[RECORDS SUPPLIED Boundary: Start]

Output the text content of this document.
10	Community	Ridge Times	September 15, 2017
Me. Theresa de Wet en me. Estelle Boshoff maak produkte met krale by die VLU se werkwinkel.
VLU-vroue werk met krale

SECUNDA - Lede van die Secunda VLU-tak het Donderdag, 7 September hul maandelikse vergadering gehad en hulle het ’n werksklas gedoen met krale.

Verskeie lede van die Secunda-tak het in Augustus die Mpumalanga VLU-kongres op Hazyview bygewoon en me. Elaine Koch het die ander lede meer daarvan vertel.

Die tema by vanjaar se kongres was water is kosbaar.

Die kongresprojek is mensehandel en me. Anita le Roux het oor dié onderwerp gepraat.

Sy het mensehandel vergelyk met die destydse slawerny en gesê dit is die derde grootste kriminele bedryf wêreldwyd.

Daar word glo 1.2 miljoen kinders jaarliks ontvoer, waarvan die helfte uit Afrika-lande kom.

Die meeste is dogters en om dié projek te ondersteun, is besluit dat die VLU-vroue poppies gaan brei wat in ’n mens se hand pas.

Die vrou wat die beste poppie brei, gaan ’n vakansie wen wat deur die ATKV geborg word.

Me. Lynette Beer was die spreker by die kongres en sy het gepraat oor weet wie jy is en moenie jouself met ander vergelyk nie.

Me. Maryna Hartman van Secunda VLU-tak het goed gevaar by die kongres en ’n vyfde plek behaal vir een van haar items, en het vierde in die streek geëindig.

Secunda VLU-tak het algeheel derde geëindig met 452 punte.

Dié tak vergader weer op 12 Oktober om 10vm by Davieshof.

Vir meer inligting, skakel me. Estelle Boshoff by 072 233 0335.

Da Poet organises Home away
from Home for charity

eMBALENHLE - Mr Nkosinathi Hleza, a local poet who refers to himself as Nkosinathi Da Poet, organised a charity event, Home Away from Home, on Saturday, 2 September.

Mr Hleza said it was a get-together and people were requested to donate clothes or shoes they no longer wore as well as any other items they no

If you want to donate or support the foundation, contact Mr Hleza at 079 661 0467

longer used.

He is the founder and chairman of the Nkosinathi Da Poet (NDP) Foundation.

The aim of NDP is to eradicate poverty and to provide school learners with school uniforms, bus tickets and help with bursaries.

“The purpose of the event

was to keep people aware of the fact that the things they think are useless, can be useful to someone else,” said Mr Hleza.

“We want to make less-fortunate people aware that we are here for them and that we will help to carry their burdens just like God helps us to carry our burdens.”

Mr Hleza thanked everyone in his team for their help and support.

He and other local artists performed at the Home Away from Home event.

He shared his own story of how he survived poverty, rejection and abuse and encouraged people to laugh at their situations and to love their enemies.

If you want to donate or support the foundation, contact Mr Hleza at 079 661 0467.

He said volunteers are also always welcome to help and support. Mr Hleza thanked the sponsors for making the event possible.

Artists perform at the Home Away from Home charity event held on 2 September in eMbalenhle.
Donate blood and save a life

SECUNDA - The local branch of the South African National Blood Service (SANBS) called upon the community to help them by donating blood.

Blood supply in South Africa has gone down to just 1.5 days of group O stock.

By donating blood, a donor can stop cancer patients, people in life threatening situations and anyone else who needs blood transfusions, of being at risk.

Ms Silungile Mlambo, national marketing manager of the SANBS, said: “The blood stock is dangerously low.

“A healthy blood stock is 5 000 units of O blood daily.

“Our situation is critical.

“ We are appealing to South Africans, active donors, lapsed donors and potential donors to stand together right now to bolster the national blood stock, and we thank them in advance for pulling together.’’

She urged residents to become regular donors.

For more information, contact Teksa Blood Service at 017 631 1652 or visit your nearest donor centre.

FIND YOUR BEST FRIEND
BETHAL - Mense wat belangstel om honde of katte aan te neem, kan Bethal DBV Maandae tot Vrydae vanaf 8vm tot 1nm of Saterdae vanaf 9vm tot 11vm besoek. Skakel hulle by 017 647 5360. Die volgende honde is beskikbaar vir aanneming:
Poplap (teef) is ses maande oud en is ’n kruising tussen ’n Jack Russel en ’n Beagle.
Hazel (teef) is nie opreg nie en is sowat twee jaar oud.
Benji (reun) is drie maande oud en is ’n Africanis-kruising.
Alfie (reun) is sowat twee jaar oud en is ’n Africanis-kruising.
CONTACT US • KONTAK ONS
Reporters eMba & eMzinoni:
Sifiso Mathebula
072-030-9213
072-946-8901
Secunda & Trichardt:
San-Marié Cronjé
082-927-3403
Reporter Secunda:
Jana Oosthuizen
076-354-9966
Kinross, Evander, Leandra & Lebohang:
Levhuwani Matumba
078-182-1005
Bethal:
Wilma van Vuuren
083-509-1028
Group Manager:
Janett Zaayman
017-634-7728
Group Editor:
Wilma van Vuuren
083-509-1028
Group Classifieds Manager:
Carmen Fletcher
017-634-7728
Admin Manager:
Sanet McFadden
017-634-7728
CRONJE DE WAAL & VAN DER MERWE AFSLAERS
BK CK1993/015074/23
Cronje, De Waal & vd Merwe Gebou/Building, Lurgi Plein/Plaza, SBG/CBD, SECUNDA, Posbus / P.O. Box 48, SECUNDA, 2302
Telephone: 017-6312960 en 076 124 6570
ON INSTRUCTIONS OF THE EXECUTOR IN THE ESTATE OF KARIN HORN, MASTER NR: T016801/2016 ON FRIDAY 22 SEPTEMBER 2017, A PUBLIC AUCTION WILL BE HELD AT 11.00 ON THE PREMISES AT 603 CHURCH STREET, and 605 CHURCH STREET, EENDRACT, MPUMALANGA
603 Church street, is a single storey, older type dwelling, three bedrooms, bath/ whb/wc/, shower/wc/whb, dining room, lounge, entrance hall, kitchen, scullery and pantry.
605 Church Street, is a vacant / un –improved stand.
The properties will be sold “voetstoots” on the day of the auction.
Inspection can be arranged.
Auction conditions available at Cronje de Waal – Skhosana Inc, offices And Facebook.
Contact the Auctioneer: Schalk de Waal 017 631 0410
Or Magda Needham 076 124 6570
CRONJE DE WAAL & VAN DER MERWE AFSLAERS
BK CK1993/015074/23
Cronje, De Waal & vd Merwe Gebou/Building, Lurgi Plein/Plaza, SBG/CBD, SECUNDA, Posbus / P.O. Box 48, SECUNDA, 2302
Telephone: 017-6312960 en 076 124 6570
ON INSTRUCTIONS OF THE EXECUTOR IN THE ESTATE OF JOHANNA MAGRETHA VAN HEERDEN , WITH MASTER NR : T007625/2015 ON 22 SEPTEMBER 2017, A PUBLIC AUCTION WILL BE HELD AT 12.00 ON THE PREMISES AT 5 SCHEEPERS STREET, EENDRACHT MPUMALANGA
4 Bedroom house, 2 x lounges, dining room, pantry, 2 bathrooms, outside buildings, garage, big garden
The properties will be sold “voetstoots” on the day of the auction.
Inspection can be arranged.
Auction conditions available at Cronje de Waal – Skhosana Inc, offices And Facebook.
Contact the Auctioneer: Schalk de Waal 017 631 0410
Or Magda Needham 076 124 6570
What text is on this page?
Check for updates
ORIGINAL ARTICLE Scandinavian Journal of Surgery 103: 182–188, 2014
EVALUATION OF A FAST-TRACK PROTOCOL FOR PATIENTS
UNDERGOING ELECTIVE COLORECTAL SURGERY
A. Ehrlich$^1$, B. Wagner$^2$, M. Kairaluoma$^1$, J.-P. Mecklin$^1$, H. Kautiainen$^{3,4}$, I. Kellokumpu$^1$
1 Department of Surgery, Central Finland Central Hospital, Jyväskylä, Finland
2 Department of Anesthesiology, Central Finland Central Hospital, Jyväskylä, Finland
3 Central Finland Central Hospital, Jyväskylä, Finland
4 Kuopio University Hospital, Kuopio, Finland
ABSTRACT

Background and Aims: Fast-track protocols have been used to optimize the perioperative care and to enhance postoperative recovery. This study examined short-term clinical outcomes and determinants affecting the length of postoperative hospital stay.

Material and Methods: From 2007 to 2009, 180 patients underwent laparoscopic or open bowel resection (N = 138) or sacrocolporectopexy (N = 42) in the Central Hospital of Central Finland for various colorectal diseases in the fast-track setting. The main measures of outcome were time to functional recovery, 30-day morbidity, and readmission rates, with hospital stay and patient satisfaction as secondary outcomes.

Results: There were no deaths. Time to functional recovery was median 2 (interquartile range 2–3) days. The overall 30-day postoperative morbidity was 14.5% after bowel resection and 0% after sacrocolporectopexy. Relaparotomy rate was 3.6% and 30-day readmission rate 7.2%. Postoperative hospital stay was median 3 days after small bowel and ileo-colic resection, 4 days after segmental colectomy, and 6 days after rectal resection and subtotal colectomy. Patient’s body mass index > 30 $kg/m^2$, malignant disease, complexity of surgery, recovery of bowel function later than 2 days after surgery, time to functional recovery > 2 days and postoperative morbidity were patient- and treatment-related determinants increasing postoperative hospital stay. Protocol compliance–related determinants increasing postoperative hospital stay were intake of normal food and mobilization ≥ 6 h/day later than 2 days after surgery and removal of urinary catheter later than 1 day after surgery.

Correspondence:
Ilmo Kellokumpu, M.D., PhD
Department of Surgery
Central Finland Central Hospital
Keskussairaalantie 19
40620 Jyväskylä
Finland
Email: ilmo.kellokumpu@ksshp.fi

[RECORDS SUPPLIED Boundary: End]

*TASK TO CARRY OUT*
Spot every line in the entries that includes the word "want", and copy each one out.

*SOLVED EXERCISE*
If you want to donate or support the foundation, contact Mr Hleza at 079 661 0467
“We want to make less-fortunate people aware that we are here for them and that we will help to carry their burdens just like God helps us to carry our burdens.”
If you want to donate or support the foundation, contact Mr Hleza at 079 661 0467.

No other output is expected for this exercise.